Saved data entries
((
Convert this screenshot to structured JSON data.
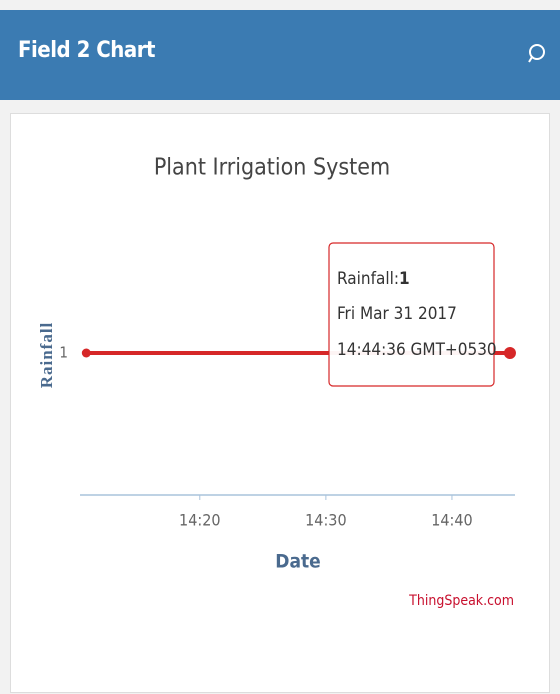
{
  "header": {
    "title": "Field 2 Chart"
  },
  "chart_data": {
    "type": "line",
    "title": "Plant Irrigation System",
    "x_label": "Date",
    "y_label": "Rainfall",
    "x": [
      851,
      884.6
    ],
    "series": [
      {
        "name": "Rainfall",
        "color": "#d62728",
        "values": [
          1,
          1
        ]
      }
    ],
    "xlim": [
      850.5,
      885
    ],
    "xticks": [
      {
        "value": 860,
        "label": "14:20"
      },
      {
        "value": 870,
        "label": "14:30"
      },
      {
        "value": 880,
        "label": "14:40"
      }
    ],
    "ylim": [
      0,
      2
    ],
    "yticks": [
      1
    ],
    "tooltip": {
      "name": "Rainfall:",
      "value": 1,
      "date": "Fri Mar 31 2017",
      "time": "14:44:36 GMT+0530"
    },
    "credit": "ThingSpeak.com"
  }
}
))
» Exercise details:
Leave out the pictures and reproduce the rest of the listing exactly.

» Answer to this problem:
Convert this screenshot to structured JSON data.
{
  "header": {
    "title": "Field 2 Chart"
  },
  "chart_data": {
    "type": "line",
    "title": "Plant Irrigation System",
    "x_label": "Date",
    "y_label": "Rainfall",
    "x": [
      851,
      884.6
    ],
    "series": [
      {
        "name": "Rainfall",
        "color": "#d62728",
        "values": [
          1,
          1
        ]
      }
    ],
    "xlim": [
      850.5,
      885
    ],
    "xticks": [
      {
        "value": 860,
        "label": "14:20"
      },
      {
        "value": 870,
        "label": "14:30"
      },
      {
        "value": 880,
        "label": "14:40"
      }
    ],
    "ylim": [
      0,
      2
    ],
    "yticks": [
      1
    ],
    "tooltip": {
      "name": "Rainfall:",
      "value": 1,
      "date": "Fri Mar 31 2017",
      "time": "14:44:36 GMT+0530"
    },
    "credit": "ThingSpeak.com"
  }
}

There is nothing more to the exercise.